Brief
Take each line of the entries below that contains "Matching" and copy it.

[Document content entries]
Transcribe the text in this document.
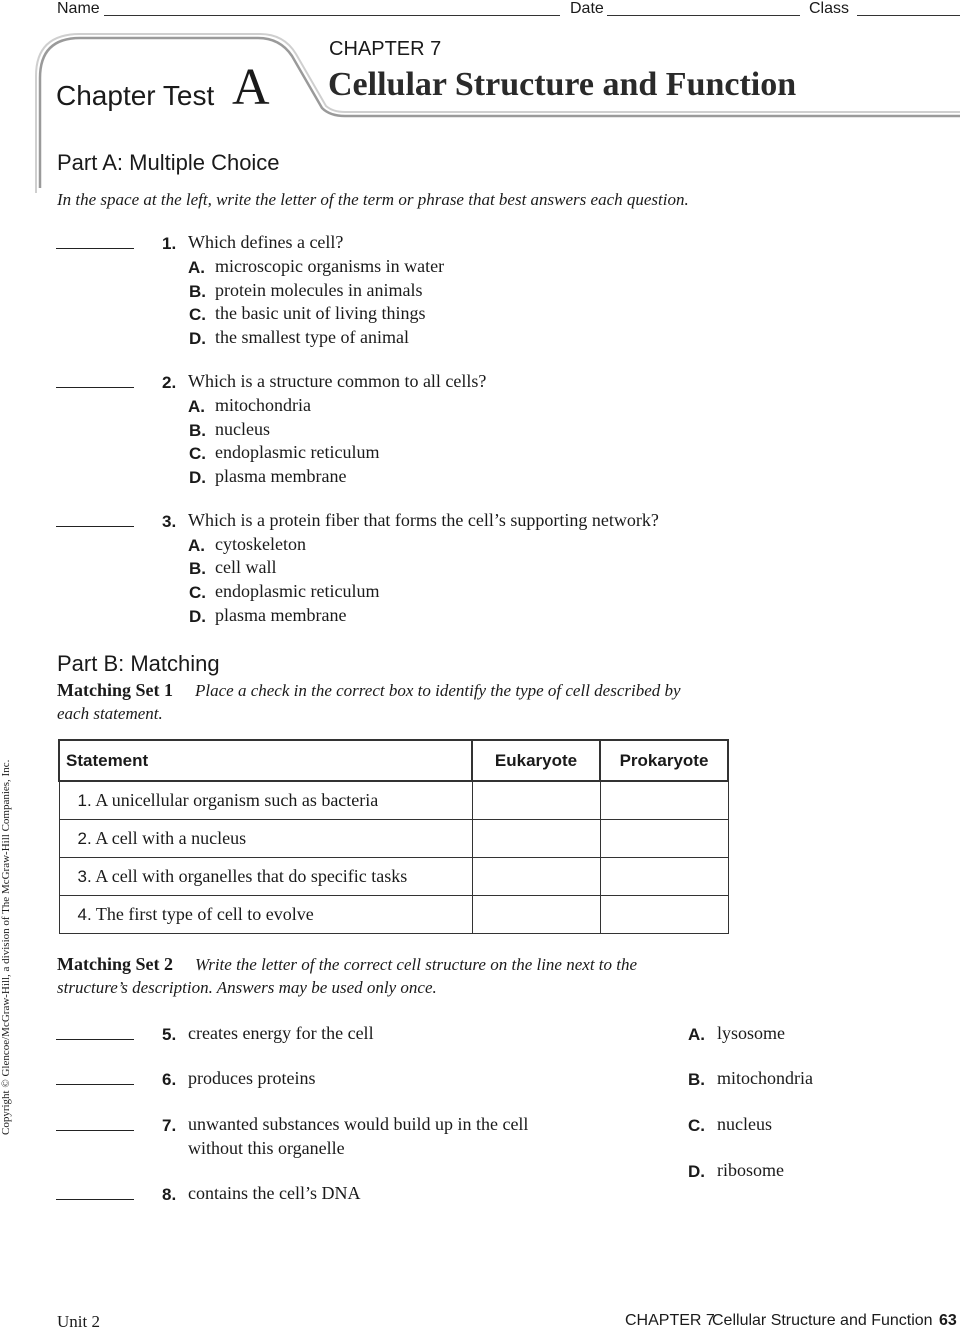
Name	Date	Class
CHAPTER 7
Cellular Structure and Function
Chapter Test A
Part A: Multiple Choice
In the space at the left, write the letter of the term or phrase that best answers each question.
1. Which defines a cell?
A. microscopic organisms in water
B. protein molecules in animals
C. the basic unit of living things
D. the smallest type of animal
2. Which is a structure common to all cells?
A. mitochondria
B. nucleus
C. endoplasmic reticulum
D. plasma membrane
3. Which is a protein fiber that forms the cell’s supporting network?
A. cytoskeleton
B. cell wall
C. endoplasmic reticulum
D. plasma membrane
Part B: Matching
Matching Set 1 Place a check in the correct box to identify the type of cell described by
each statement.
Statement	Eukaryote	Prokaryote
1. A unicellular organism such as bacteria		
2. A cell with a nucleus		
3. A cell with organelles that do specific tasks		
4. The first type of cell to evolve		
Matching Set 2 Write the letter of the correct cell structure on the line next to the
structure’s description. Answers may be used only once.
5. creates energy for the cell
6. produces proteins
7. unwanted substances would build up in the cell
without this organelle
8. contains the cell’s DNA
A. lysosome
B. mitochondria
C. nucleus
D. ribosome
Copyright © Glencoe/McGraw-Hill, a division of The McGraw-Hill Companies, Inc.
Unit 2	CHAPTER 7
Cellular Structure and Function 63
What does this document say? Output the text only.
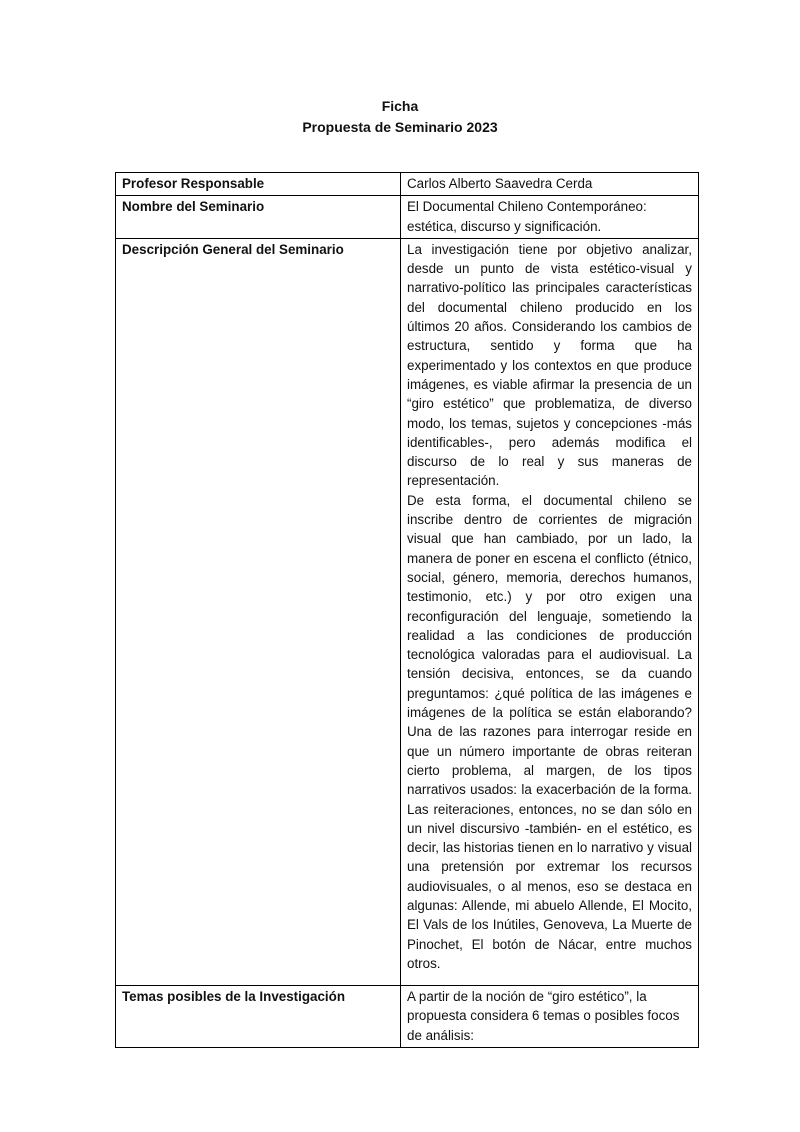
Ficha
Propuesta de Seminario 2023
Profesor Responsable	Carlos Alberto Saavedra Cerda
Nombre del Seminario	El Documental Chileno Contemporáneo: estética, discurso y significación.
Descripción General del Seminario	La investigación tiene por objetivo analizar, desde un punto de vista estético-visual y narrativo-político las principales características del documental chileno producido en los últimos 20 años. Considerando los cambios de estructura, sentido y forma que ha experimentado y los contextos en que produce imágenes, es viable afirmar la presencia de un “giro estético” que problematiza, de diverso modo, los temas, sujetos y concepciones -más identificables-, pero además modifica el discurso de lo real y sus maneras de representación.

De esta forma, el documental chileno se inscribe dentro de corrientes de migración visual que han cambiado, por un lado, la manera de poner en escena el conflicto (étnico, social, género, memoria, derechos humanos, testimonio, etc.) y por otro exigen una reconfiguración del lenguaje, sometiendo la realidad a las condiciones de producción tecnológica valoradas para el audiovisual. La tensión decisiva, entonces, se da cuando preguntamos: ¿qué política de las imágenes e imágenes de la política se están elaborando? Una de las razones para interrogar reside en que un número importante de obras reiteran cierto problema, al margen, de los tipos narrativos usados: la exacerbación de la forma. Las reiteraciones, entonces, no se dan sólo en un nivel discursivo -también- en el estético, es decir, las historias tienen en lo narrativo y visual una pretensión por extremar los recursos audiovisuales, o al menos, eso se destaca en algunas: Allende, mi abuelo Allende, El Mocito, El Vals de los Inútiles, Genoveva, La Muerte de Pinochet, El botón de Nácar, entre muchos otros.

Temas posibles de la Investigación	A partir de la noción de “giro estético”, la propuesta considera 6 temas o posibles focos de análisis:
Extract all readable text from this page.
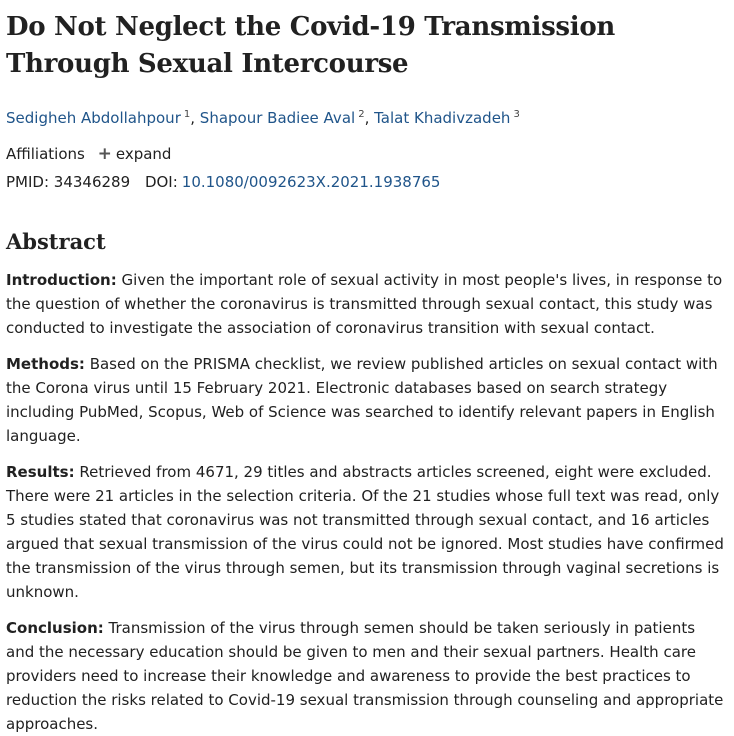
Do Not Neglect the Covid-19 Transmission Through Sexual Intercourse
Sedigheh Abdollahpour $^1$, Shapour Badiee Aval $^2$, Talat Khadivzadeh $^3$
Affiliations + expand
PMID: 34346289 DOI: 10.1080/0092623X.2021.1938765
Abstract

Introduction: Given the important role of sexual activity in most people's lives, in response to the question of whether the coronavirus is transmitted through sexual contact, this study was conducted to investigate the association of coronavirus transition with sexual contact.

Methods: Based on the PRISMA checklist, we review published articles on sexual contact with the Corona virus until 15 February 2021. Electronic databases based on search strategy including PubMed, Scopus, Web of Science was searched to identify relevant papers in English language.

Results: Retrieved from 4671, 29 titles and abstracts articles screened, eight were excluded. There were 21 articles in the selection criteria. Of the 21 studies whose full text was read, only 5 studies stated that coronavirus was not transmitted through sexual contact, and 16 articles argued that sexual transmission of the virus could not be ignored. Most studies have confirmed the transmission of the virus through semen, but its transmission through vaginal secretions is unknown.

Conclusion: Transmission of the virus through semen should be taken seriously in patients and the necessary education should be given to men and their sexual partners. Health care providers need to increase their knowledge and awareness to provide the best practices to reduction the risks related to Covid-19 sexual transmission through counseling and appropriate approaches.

Task response
Part B: Matching
Matching Set 1 Place a check in the correct box to identify the type of cell described by
Matching Set 2 Write the letter of the correct cell structure on the line next to the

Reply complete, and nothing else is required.